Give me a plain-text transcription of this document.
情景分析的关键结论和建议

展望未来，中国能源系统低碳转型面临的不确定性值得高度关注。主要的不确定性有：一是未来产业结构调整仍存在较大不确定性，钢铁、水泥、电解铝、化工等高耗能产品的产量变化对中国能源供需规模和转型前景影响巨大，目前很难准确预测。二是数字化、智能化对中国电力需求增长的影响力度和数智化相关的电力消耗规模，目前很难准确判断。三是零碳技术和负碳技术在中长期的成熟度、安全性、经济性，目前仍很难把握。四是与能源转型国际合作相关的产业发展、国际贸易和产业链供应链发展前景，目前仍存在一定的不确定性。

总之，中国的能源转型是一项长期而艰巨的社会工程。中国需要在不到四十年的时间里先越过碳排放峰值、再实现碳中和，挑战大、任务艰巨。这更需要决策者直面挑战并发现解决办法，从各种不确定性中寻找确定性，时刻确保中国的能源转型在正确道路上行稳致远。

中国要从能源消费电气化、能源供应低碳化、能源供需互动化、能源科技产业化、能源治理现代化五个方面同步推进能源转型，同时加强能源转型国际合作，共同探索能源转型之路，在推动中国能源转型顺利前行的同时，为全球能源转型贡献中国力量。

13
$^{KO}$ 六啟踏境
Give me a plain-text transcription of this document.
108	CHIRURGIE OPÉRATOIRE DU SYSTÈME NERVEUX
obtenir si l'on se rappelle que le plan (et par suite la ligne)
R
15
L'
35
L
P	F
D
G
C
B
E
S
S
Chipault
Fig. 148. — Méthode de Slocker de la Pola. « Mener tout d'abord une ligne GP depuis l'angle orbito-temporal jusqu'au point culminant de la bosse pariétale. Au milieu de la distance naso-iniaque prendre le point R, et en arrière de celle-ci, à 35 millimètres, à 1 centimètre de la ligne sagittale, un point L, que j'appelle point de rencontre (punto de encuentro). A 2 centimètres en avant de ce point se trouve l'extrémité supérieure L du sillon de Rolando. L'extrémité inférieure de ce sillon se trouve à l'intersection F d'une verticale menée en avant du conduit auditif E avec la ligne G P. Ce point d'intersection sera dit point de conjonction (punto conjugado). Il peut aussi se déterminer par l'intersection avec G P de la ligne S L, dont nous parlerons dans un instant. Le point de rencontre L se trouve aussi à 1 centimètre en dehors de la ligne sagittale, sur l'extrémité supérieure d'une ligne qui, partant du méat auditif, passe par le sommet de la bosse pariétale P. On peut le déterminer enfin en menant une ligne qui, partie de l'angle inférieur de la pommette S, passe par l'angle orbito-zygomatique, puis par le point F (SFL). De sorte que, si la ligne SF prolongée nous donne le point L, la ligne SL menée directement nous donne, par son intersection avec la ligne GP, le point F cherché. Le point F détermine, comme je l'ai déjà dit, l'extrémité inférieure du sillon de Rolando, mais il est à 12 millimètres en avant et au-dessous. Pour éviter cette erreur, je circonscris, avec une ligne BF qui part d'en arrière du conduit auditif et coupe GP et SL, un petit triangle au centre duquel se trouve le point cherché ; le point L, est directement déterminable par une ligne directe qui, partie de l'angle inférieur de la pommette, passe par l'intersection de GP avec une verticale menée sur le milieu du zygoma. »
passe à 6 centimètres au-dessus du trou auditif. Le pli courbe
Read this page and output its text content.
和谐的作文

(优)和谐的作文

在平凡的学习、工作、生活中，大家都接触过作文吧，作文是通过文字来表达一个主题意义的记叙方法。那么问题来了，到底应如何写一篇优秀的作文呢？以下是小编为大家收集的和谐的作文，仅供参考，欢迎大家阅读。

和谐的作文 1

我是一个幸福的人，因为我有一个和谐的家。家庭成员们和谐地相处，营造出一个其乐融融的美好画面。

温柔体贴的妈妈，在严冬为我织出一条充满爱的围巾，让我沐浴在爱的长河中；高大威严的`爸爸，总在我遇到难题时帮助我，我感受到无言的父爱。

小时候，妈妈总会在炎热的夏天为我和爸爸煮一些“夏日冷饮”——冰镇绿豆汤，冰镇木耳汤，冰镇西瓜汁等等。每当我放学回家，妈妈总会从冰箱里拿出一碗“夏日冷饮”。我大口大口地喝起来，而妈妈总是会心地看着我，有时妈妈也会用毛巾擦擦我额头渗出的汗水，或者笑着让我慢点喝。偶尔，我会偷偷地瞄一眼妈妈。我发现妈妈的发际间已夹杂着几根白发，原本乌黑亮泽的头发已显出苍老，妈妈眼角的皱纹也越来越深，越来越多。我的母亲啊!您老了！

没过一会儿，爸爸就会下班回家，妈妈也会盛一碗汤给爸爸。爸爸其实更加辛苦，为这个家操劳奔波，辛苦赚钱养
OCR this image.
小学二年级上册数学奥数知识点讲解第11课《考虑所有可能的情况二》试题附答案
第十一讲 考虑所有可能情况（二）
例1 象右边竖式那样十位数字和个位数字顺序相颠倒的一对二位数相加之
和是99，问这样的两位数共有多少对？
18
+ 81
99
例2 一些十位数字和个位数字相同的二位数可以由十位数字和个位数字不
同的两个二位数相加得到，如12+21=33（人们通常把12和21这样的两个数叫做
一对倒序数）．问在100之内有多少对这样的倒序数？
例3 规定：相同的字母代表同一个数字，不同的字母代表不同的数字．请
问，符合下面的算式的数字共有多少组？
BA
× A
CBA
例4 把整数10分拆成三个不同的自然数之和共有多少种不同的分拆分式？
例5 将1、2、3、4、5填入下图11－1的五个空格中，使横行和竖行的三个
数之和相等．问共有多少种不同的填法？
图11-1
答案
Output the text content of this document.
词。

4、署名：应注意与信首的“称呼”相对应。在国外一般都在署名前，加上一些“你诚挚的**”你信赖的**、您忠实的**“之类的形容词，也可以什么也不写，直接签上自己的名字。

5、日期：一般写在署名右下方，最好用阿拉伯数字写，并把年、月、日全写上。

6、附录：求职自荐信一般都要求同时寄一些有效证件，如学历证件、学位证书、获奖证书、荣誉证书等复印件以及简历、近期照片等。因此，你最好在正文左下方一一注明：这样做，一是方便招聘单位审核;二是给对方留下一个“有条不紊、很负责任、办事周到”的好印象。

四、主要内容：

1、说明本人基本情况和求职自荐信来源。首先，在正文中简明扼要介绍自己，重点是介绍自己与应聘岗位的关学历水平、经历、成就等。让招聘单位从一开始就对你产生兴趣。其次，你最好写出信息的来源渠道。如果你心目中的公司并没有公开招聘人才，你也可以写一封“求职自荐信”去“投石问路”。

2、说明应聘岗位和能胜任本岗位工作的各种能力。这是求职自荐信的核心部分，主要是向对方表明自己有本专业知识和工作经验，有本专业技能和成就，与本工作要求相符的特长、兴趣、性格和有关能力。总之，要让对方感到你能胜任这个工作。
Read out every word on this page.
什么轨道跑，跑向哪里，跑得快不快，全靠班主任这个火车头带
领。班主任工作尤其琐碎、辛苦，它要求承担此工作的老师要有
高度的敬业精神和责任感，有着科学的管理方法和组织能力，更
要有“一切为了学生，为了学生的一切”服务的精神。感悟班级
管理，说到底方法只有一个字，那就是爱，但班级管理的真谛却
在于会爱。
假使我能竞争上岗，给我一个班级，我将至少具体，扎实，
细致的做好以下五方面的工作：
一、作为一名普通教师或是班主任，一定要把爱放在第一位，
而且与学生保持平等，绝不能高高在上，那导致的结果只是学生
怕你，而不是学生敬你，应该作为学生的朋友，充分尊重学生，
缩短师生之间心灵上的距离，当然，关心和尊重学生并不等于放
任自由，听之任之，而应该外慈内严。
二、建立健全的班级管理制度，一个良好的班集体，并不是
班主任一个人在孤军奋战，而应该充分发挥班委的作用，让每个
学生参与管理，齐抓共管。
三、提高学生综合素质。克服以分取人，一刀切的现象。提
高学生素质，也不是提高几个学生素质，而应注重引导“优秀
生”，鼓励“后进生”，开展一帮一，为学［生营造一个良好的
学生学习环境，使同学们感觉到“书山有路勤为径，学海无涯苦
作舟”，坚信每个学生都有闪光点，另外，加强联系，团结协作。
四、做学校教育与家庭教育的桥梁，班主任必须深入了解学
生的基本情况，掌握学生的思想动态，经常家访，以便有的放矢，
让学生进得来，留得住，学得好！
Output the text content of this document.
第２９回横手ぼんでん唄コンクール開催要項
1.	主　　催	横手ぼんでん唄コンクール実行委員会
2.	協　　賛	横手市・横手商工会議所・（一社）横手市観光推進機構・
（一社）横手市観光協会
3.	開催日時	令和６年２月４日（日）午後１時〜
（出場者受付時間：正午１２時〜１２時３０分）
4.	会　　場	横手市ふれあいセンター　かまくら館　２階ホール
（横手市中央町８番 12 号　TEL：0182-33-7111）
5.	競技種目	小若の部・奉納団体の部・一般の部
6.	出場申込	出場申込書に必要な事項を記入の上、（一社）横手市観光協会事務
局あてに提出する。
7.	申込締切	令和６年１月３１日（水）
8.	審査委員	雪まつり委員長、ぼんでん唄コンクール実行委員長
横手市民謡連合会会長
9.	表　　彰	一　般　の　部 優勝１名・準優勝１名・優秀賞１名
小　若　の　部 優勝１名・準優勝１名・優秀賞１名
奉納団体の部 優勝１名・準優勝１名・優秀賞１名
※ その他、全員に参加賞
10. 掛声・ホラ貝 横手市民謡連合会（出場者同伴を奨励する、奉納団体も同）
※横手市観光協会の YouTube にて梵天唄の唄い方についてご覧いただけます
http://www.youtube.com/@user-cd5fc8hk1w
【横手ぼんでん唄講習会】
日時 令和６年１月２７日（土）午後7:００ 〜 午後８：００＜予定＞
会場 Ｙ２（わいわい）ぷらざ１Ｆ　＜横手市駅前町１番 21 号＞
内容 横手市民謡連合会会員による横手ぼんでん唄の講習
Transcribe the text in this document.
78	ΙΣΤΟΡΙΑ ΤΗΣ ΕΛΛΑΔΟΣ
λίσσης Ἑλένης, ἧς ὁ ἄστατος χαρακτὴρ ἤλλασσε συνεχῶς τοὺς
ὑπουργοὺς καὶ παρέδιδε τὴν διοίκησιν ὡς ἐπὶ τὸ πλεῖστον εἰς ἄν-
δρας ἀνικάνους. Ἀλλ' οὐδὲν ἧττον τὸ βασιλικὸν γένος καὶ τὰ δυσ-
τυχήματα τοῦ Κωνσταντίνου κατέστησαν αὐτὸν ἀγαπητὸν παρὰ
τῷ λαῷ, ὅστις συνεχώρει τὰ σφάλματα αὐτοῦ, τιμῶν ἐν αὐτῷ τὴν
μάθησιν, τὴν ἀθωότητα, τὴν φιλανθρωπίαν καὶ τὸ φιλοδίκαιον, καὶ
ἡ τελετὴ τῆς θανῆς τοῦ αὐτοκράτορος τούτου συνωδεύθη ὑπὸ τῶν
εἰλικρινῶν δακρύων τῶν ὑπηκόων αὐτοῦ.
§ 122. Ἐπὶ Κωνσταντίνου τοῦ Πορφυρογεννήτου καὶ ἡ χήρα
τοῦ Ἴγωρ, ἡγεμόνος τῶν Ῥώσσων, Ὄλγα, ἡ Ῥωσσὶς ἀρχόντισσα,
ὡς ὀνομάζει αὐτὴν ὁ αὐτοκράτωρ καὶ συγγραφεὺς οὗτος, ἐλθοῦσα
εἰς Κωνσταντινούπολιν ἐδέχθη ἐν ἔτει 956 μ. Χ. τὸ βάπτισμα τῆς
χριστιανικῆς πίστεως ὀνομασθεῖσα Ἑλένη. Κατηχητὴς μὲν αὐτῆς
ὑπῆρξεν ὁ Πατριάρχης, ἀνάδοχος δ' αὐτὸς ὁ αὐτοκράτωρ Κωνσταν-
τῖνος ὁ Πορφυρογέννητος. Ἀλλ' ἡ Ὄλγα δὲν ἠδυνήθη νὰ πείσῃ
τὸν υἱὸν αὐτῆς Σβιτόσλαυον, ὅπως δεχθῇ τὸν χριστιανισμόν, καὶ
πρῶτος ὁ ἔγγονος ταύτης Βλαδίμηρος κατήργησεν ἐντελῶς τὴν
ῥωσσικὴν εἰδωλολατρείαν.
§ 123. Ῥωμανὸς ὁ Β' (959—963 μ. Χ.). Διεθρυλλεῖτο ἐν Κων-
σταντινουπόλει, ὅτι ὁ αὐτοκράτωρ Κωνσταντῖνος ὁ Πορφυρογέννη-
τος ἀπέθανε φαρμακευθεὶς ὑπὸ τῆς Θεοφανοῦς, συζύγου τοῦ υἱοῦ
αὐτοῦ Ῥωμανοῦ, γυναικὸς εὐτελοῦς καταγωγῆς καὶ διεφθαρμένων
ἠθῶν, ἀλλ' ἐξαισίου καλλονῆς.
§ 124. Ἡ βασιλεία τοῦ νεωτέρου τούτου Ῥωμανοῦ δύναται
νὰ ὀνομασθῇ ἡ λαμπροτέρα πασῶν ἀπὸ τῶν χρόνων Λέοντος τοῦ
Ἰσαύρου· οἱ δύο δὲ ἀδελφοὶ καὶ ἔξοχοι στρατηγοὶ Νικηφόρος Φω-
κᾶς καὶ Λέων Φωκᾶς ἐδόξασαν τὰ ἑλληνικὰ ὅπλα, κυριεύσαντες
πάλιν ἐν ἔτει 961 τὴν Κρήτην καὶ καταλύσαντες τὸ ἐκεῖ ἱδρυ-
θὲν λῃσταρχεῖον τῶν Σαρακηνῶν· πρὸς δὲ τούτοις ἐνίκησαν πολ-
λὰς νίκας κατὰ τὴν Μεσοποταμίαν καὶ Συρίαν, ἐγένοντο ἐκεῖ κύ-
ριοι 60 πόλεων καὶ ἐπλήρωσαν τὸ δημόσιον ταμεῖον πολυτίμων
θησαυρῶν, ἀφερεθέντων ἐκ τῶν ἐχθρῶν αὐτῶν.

*Short problem*
Select and copy every line of the listing with the word "Ῥωμανοῦ".

*Problem solution*
αὐτοῦ Ῥωμανοῦ, γυναικὸς εὐτελοῦς καταγωγῆς καὶ διεφθαρμένων
§ 124. Ἡ βασιλεία τοῦ νεωτέρου τούτου Ῥωμανοῦ δύναται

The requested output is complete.